== Instructions to follow ==
Counting only lines that hold "从题中所给的A", give the total and nothing more.
::::::
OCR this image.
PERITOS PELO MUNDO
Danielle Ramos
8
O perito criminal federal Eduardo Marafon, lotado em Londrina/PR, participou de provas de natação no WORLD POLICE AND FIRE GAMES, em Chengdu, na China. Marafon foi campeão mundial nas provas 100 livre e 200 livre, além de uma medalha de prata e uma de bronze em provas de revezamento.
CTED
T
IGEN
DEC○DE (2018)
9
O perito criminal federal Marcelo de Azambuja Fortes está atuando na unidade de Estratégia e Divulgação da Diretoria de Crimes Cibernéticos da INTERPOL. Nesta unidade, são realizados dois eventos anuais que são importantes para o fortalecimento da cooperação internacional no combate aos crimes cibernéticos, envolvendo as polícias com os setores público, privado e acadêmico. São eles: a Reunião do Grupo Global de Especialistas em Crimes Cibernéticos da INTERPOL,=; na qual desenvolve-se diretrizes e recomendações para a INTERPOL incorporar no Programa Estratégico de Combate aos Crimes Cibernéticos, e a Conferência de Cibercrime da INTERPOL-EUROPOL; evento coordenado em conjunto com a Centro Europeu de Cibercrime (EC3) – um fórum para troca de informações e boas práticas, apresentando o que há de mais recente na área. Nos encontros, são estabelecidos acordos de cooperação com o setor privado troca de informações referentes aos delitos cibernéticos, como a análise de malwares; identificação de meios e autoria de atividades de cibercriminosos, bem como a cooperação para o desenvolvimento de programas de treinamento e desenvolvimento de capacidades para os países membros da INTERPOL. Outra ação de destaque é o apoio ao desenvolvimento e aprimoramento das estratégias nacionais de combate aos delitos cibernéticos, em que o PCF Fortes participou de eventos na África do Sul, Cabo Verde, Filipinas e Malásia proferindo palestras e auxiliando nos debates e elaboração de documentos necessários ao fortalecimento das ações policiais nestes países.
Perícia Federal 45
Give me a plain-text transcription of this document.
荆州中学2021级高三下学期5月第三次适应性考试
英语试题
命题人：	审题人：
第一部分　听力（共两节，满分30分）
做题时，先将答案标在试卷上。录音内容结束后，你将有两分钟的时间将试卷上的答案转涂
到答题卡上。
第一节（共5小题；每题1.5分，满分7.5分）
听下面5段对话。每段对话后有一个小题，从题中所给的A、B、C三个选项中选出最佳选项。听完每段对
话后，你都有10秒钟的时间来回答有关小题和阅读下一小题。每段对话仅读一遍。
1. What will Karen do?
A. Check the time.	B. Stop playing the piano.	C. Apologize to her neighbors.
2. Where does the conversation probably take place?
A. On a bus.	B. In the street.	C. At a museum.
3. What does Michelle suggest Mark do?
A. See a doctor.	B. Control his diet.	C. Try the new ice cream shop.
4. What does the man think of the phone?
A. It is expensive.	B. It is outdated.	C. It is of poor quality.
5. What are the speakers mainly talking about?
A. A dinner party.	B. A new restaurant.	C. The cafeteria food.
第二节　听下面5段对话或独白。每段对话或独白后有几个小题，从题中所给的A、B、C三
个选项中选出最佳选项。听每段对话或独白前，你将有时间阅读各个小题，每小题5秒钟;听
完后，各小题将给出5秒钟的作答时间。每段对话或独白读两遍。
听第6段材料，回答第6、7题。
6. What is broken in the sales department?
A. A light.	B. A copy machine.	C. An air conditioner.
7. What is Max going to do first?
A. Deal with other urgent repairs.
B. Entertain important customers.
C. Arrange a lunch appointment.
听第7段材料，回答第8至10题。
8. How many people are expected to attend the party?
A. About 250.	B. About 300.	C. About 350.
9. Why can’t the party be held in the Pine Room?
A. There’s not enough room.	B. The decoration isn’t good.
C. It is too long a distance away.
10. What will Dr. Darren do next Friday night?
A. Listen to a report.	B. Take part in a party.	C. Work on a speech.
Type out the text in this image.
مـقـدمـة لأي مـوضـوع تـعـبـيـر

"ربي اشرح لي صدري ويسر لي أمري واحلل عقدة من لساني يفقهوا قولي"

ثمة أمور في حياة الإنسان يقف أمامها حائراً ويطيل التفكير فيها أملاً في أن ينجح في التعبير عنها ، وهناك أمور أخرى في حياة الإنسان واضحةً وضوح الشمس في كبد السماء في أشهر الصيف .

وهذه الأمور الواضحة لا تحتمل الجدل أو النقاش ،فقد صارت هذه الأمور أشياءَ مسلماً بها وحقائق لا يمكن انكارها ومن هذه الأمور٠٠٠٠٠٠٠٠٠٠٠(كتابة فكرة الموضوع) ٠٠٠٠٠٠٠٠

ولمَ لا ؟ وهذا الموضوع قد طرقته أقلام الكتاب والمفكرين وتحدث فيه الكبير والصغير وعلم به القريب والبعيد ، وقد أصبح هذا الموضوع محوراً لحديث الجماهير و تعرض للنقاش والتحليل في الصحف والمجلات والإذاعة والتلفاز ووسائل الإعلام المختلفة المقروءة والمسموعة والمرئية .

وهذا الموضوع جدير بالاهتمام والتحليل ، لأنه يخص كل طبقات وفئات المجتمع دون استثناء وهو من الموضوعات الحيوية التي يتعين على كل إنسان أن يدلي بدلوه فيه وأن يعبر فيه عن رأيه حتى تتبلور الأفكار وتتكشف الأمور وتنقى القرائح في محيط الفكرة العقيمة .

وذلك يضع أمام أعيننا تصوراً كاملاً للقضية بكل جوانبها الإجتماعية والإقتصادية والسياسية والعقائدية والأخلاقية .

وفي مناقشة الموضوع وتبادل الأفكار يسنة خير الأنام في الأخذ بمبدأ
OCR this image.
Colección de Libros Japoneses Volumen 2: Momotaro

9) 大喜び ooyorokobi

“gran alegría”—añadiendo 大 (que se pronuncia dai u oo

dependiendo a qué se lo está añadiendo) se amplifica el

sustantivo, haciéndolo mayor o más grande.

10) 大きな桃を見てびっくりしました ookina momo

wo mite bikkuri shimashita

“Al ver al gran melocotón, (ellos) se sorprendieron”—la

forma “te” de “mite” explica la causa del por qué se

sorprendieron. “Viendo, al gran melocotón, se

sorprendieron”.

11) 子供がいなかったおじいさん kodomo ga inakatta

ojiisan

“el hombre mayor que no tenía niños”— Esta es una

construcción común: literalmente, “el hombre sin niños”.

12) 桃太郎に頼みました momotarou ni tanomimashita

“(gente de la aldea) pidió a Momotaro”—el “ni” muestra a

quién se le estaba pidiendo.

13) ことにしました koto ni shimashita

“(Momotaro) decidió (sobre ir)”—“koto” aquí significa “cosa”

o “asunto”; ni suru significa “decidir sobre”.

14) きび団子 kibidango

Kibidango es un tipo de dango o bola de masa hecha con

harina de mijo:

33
::::::
== Complete response ==
2